◆ Source material
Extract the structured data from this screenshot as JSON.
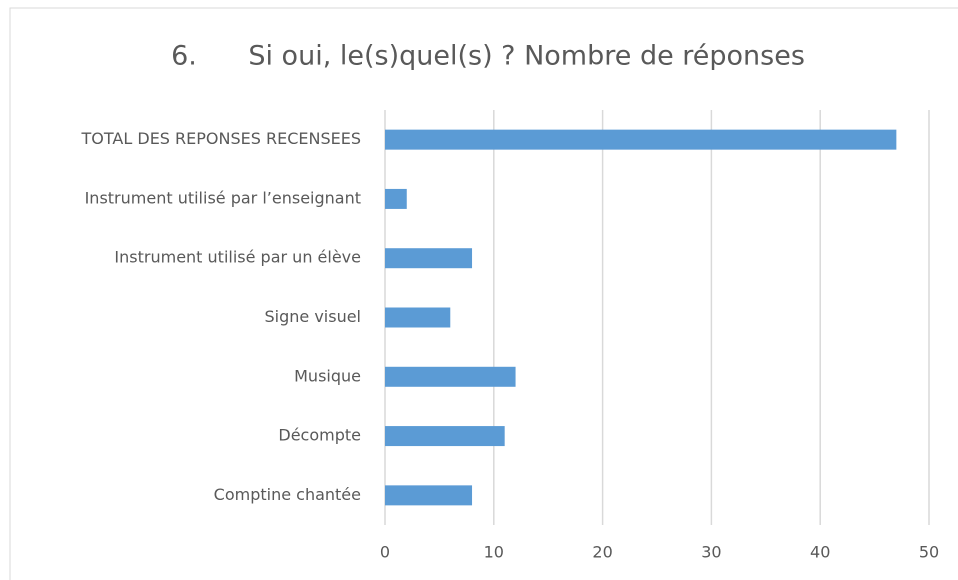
{
  "chart_data": {
    "type": "bar",
    "orientation": "horizontal",
    "title": "6.      Si oui, le(s)quel(s) ? Nombre de réponses",
    "categories": [
      "TOTAL DES REPONSES RECENSEES",
      "Instrument utilisé par l’enseignant",
      "Instrument utilisé par un élève",
      "Signe visuel",
      "Musique",
      "Décompte",
      "Comptine chantée"
    ],
    "values": [
      47,
      2,
      8,
      6,
      12,
      11,
      8
    ],
    "color": "#5b9bd5",
    "xlim": [
      0,
      50
    ],
    "xticks": [
      0,
      10,
      20,
      30,
      40,
      50
    ],
    "grid": true
  }
}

◆ The problem
Find the lines above that include the string "Instrument" and copy them.

◆ Response to the exercise
      "Instrument utilisé par l’enseignant",
      "Instrument utilisé par un élève",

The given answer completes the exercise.